Do any lines in the data below contain "which"? If so, copy every one of them.

▼▼▼

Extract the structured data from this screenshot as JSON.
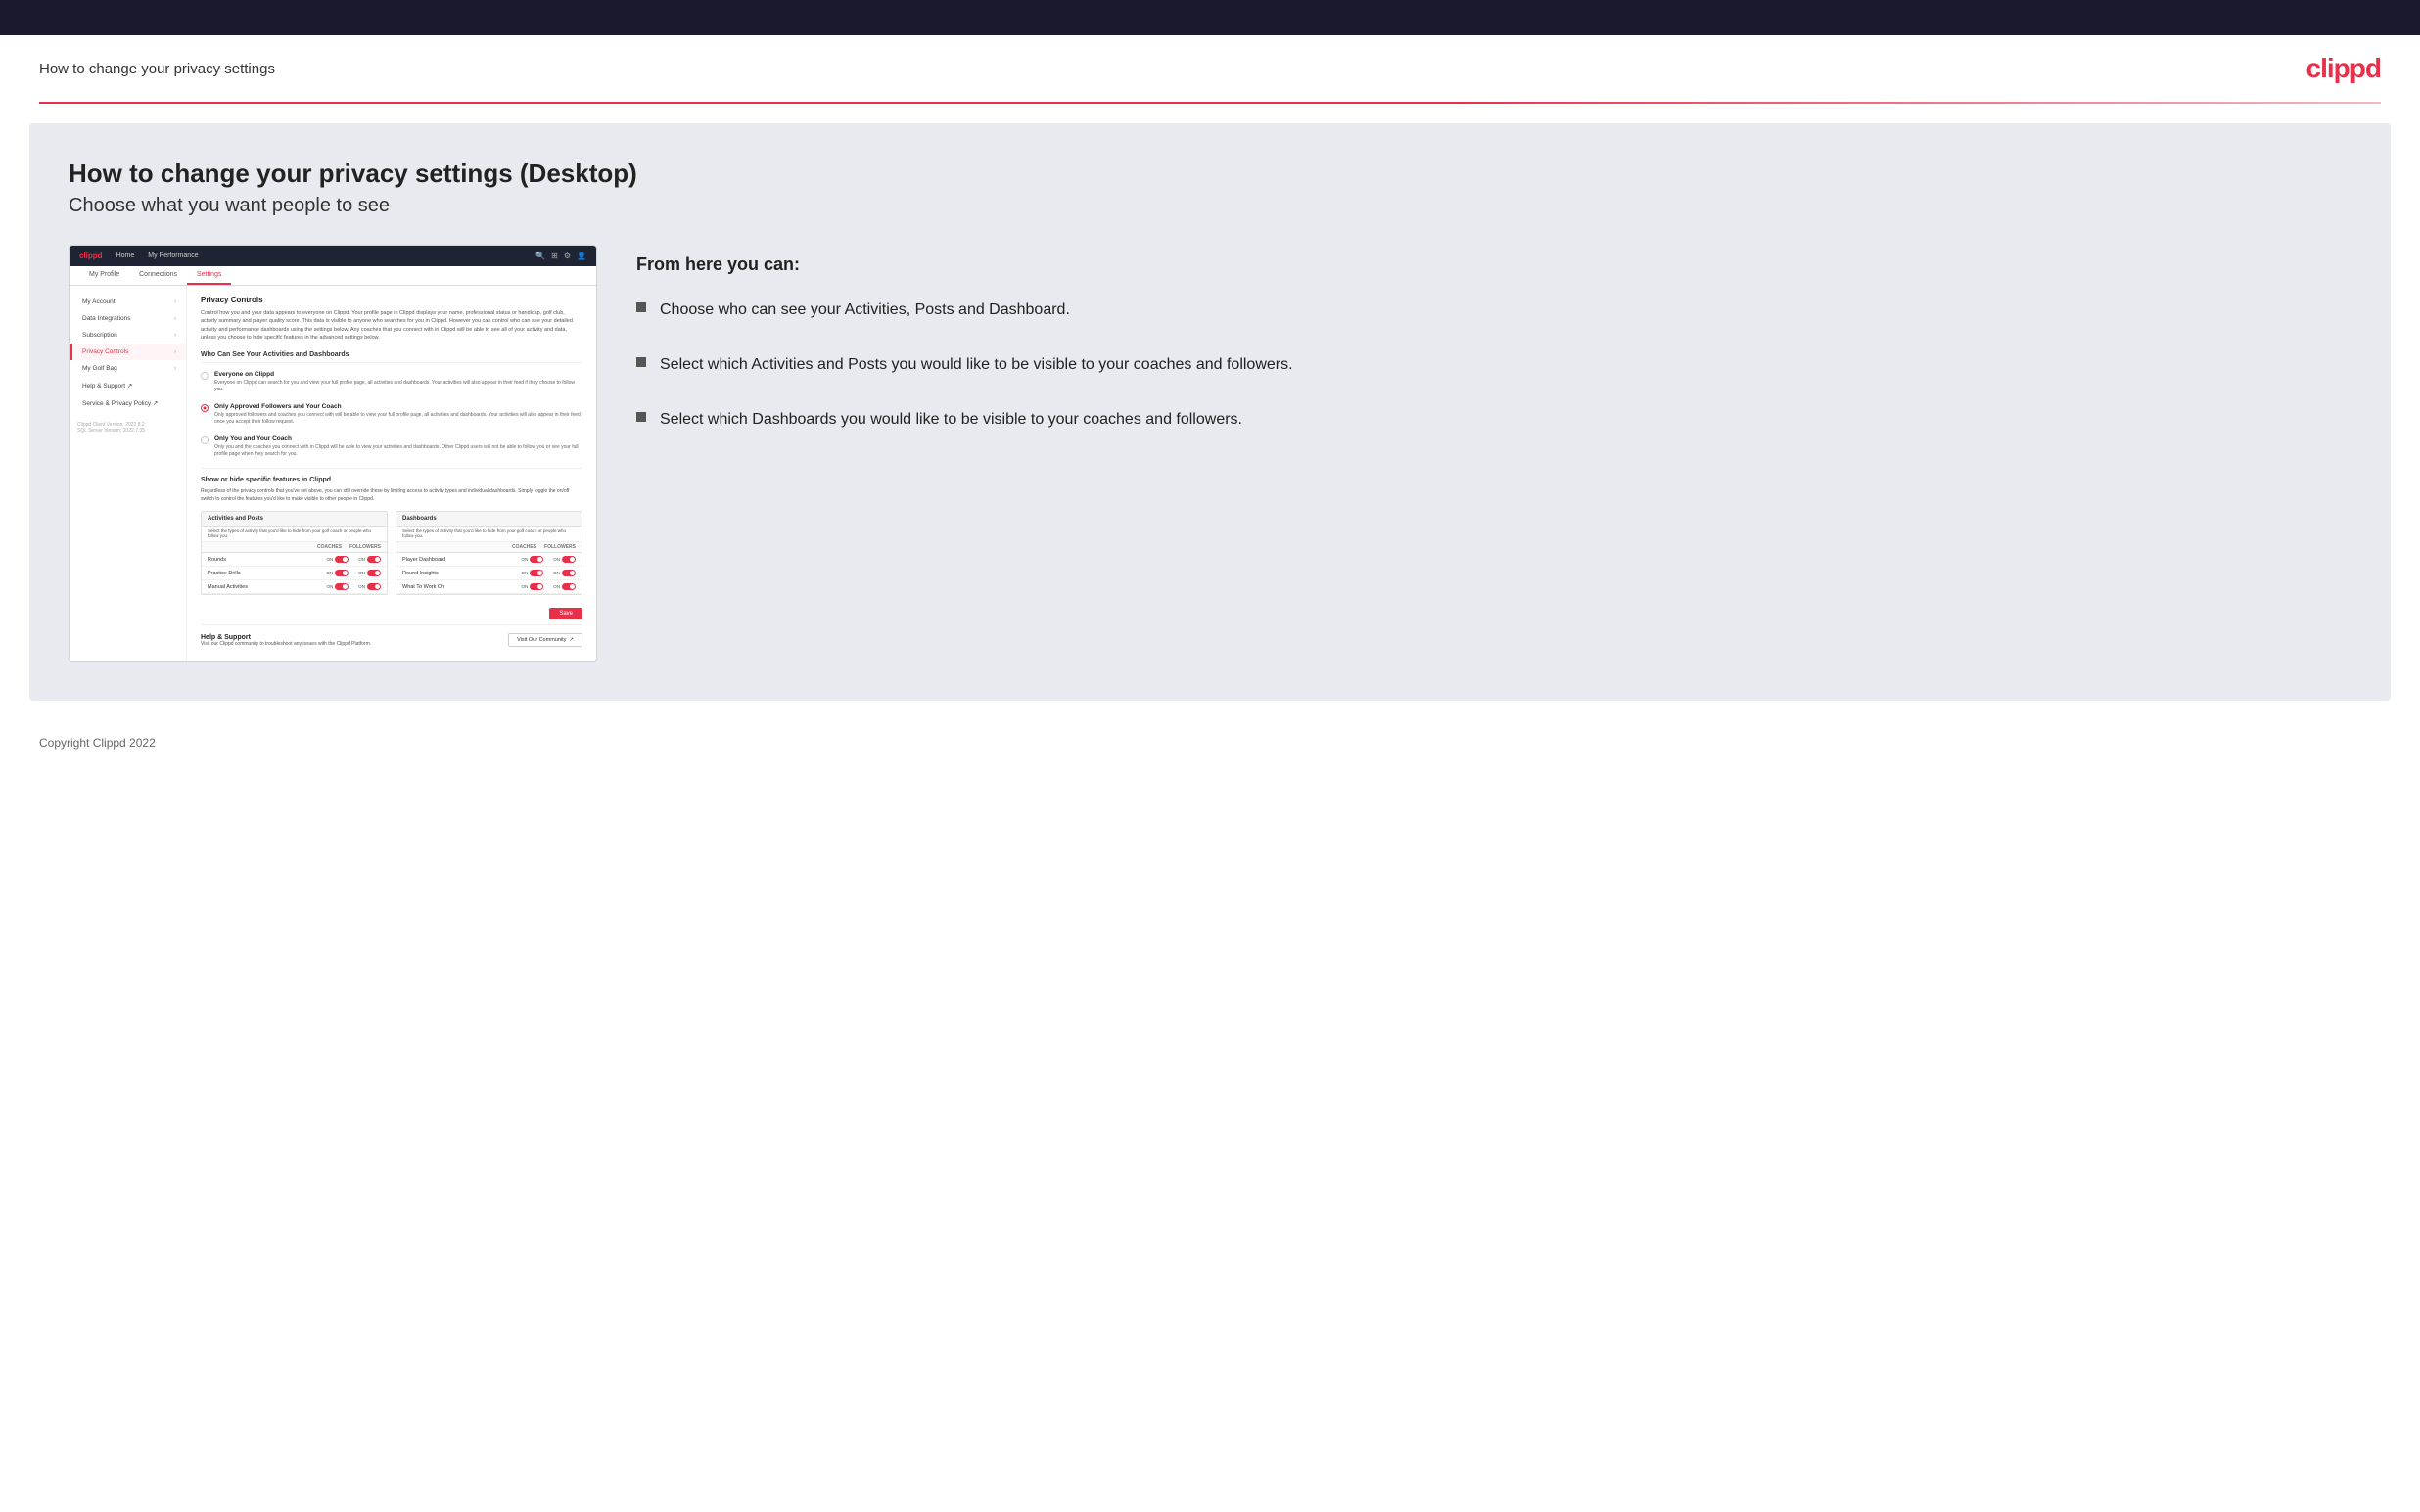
{
  "header": {
    "title": "How to change your privacy settings",
    "logo": "clippd"
  },
  "main": {
    "heading": "How to change your privacy settings (Desktop)",
    "subheading": "Choose what you want people to see",
    "right_panel": {
      "from_here": "From here you can:",
      "bullets": [
        "Choose who can see your Activities, Posts and Dashboard.",
        "Select which Activities and Posts you would like to be visible to your coaches and followers.",
        "Select which Dashboards you would like to be visible to your coaches and followers."
      ]
    }
  },
  "mockup": {
    "nav": {
      "logo": "clippd",
      "links": [
        "Home",
        "My Performance"
      ]
    },
    "tabs": [
      "My Profile",
      "Connections",
      "Settings"
    ],
    "sidebar": {
      "items": [
        {
          "label": "My Account",
          "active": false
        },
        {
          "label": "Data Integrations",
          "active": false
        },
        {
          "label": "Subscription",
          "active": false
        },
        {
          "label": "Privacy Controls",
          "active": true
        },
        {
          "label": "My Golf Bag",
          "active": false
        },
        {
          "label": "Help & Support",
          "active": false
        },
        {
          "label": "Service & Privacy Policy",
          "active": false
        }
      ],
      "version": "Clippd Client Version: 2022.8.2\nSQL Server Version: 2022.7.35"
    },
    "privacy_controls": {
      "section_title": "Privacy Controls",
      "section_desc": "Control how you and your data appears to everyone on Clippd. Your profile page in Clippd displays your name, professional status or handicap, golf club, activity summary and player quality score. This data is visible to anyone who searches for you in Clippd. However you can control who can see your detailed activity and performance dashboards using the settings below. Any coaches that you connect with in Clippd will be able to see all of your activity and data, unless you choose to hide specific features in the advanced settings below.",
      "who_title": "Who Can See Your Activities and Dashboards",
      "options": [
        {
          "label": "Everyone on Clippd",
          "desc": "Everyone on Clippd can search for you and view your full profile page, all activities and dashboards. Your activities will also appear in their feed if they choose to follow you.",
          "selected": false
        },
        {
          "label": "Only Approved Followers and Your Coach",
          "desc": "Only approved followers and coaches you connect with will be able to view your full profile page, all activities and dashboards. Your activities will also appear in their feed once you accept their follow request.",
          "selected": true
        },
        {
          "label": "Only You and Your Coach",
          "desc": "Only you and the coaches you connect with in Clippd will be able to view your activities and dashboards. Other Clippd users will not be able to follow you or see your full profile page when they search for you.",
          "selected": false
        }
      ],
      "show_hide_title": "Show or hide specific features in Clippd",
      "show_hide_desc": "Regardless of the privacy controls that you've set above, you can still override these by limiting access to activity types and individual dashboards. Simply toggle the on/off switch to control the features you'd like to make visible to other people in Clippd.",
      "activities_table": {
        "title": "Activities and Posts",
        "desc": "Select the types of activity that you'd like to hide from your golf coach or people who follow you.",
        "cols": [
          "COACHES",
          "FOLLOWERS"
        ],
        "rows": [
          {
            "label": "Rounds",
            "coaches": "ON",
            "followers": "ON"
          },
          {
            "label": "Practice Drills",
            "coaches": "ON",
            "followers": "ON"
          },
          {
            "label": "Manual Activities",
            "coaches": "ON",
            "followers": "ON"
          }
        ]
      },
      "dashboards_table": {
        "title": "Dashboards",
        "desc": "Select the types of activity that you'd like to hide from your golf coach or people who follow you.",
        "cols": [
          "COACHES",
          "FOLLOWERS"
        ],
        "rows": [
          {
            "label": "Player Dashboard",
            "coaches": "ON",
            "followers": "ON"
          },
          {
            "label": "Round Insights",
            "coaches": "ON",
            "followers": "ON"
          },
          {
            "label": "What To Work On",
            "coaches": "ON",
            "followers": "ON"
          }
        ]
      },
      "save_btn": "Save",
      "help": {
        "title": "Help & Support",
        "desc": "Visit our Clippd community to troubleshoot any issues with the Clippd Platform.",
        "btn": "Visit Our Community"
      }
    }
  },
  "footer": {
    "copyright": "Copyright Clippd 2022"
  }
}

▲▲▲

> [RESULT BELOW]
        "Select which Activities and Posts you would like to be visible to your coaches and followers.",
        "Select which Dashboards you would like to be visible to your coaches and followers."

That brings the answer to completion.